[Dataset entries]
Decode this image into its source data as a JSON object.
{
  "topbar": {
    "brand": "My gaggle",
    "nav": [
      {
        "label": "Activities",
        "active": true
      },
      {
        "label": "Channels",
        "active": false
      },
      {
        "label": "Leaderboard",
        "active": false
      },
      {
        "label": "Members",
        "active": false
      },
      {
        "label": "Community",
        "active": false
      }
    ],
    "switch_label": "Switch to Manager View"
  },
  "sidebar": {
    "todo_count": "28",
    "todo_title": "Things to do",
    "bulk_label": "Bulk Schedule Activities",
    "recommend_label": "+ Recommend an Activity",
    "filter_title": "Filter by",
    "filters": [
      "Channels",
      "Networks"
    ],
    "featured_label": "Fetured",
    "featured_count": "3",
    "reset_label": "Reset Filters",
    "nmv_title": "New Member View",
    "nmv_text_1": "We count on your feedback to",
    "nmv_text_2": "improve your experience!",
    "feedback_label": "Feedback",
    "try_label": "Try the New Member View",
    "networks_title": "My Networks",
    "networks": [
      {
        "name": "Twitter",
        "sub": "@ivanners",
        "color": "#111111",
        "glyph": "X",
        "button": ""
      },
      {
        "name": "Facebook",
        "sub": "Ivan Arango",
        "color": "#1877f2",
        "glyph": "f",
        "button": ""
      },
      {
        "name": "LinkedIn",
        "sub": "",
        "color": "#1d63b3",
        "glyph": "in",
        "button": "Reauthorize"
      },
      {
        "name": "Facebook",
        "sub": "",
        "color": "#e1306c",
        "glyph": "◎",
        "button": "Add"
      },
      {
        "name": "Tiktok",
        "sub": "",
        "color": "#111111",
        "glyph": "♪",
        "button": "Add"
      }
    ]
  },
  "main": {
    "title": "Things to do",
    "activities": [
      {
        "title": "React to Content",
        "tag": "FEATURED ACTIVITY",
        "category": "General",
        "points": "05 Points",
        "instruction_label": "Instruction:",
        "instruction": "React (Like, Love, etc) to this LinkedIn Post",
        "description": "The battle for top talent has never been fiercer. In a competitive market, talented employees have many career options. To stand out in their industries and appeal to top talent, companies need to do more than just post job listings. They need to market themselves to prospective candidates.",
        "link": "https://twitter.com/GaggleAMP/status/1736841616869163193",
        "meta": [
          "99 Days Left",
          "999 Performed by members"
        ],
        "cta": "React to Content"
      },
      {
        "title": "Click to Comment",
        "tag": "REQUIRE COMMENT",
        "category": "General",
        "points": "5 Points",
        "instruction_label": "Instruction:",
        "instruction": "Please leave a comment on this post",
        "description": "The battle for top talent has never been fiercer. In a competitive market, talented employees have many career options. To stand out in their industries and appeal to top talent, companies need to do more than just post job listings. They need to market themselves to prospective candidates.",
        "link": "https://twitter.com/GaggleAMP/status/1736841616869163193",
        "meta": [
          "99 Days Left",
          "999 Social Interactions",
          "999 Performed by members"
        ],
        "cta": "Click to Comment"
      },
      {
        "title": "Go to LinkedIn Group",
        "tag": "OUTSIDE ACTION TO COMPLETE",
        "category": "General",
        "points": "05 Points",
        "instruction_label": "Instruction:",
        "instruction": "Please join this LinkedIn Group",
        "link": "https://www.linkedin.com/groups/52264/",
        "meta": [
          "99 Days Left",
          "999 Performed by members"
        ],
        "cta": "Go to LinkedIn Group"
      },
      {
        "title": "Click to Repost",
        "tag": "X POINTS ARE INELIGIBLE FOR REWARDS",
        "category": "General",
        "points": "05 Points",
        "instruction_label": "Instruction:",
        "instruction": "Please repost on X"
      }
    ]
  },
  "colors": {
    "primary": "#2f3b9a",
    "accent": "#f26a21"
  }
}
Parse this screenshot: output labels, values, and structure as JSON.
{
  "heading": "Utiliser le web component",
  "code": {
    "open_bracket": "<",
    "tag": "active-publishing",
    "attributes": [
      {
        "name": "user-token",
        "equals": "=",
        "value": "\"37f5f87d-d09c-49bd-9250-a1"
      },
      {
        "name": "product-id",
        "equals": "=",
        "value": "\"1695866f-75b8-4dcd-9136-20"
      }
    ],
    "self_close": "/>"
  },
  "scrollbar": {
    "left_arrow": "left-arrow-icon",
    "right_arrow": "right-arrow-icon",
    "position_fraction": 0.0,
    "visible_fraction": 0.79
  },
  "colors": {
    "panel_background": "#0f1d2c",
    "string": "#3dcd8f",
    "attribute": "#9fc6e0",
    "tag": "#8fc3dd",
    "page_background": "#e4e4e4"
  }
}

# [Directions for this task]
Find the lines with the string "Click" and reproduce them.

# [Answer to this task]
        "title": "Click to Comment",
        "cta": "Click to Comment"
        "title": "Click to Repost",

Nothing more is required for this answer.